■ **Task requirements**
Write out the complete material exactly as it stands.

■ **The records**
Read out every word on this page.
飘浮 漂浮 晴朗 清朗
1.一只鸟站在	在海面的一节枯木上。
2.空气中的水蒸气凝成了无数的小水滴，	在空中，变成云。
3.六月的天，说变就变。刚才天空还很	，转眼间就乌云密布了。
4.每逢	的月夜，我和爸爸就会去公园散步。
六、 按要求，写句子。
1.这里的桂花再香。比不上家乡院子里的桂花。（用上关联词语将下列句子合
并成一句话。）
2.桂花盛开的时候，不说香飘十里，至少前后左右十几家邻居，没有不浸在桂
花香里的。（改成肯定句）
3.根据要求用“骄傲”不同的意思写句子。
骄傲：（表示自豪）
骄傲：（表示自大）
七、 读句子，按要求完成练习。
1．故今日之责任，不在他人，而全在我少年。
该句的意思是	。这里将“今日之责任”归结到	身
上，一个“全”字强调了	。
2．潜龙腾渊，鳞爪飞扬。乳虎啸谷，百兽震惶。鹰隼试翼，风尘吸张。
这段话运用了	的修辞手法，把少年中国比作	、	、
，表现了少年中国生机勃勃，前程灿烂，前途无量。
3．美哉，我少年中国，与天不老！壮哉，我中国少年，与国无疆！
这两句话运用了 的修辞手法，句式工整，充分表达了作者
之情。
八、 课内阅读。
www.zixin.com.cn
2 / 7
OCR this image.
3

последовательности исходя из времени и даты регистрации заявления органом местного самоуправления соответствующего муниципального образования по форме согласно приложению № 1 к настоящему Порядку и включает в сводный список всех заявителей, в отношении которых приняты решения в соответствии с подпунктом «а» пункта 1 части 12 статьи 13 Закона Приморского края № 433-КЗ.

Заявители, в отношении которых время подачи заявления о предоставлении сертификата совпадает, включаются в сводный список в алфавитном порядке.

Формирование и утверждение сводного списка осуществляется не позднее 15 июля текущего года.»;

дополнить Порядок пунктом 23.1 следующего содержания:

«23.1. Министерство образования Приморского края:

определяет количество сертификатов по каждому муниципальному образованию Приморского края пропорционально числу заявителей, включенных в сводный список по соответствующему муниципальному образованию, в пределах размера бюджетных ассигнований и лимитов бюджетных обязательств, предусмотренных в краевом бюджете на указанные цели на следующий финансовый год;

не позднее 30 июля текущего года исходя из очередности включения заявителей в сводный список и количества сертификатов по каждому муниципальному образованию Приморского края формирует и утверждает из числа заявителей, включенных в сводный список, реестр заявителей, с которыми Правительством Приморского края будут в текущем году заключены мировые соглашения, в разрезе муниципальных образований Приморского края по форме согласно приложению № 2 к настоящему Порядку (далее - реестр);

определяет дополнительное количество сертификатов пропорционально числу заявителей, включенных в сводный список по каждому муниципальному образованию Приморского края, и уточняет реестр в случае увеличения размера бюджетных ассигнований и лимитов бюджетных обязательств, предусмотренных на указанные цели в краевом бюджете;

■ **Written response**
Read out every word on this page.
飘浮 漂浮 晴朗 清朗
1.一只鸟站在	在海面的一节枯木上。
2.空气中的水蒸气凝成了无数的小水滴，	在空中，变成云。
3.六月的天，说变就变。刚才天空还很	，转眼间就乌云密布了。
4.每逢	的月夜，我和爸爸就会去公园散步。
六、 按要求，写句子。
1.这里的桂花再香。比不上家乡院子里的桂花。（用上关联词语将下列句子合
并成一句话。）
2.桂花盛开的时候，不说香飘十里，至少前后左右十几家邻居，没有不浸在桂
花香里的。（改成肯定句）
3.根据要求用“骄傲”不同的意思写句子。
骄傲：（表示自豪）
骄傲：（表示自大）
七、 读句子，按要求完成练习。
1．故今日之责任，不在他人，而全在我少年。
该句的意思是	。这里将“今日之责任”归结到	身
上，一个“全”字强调了	。
2．潜龙腾渊，鳞爪飞扬。乳虎啸谷，百兽震惶。鹰隼试翼，风尘吸张。
这段话运用了	的修辞手法，把少年中国比作	、	、
，表现了少年中国生机勃勃，前程灿烂，前途无量。
3．美哉，我少年中国，与天不老！壮哉，我中国少年，与国无疆！
这两句话运用了 的修辞手法，句式工整，充分表达了作者
之情。
八、 课内阅读。
www.zixin.com.cn
2 / 7
OCR this image.
3

последовательности исходя из времени и даты регистрации заявления органом местного самоуправления соответствующего муниципального образования по форме согласно приложению № 1 к настоящему Порядку и включает в сводный список всех заявителей, в отношении которых приняты решения в соответствии с подпунктом «а» пункта 1 части 12 статьи 13 Закона Приморского края № 433-КЗ.

Заявители, в отношении которых время подачи заявления о предоставлении сертификата совпадает, включаются в сводный список в алфавитном порядке.

Формирование и утверждение сводного списка осуществляется не позднее 15 июля текущего года.»;

дополнить Порядок пунктом 23.1 следующего содержания:

«23.1. Министерство образования Приморского края:

определяет количество сертификатов по каждому муниципальному образованию Приморского края пропорционально числу заявителей, включенных в сводный список по соответствующему муниципальному образованию, в пределах размера бюджетных ассигнований и лимитов бюджетных обязательств, предусмотренных в краевом бюджете на указанные цели на следующий финансовый год;

не позднее 30 июля текущего года исходя из очередности включения заявителей в сводный список и количества сертификатов по каждому муниципальному образованию Приморского края формирует и утверждает из числа заявителей, включенных в сводный список, реестр заявителей, с которыми Правительством Приморского края будут в текущем году заключены мировые соглашения, в разрезе муниципальных образований Приморского края по форме согласно приложению № 2 к настоящему Порядку (далее - реестр);

определяет дополнительное количество сертификатов пропорционально числу заявителей, включенных в сводный список по каждому муниципальному образованию Приморского края, и уточняет реестр в случае увеличения размера бюджетных ассигнований и лимитов бюджетных обязательств, предусмотренных на указанные цели в краевом бюджете;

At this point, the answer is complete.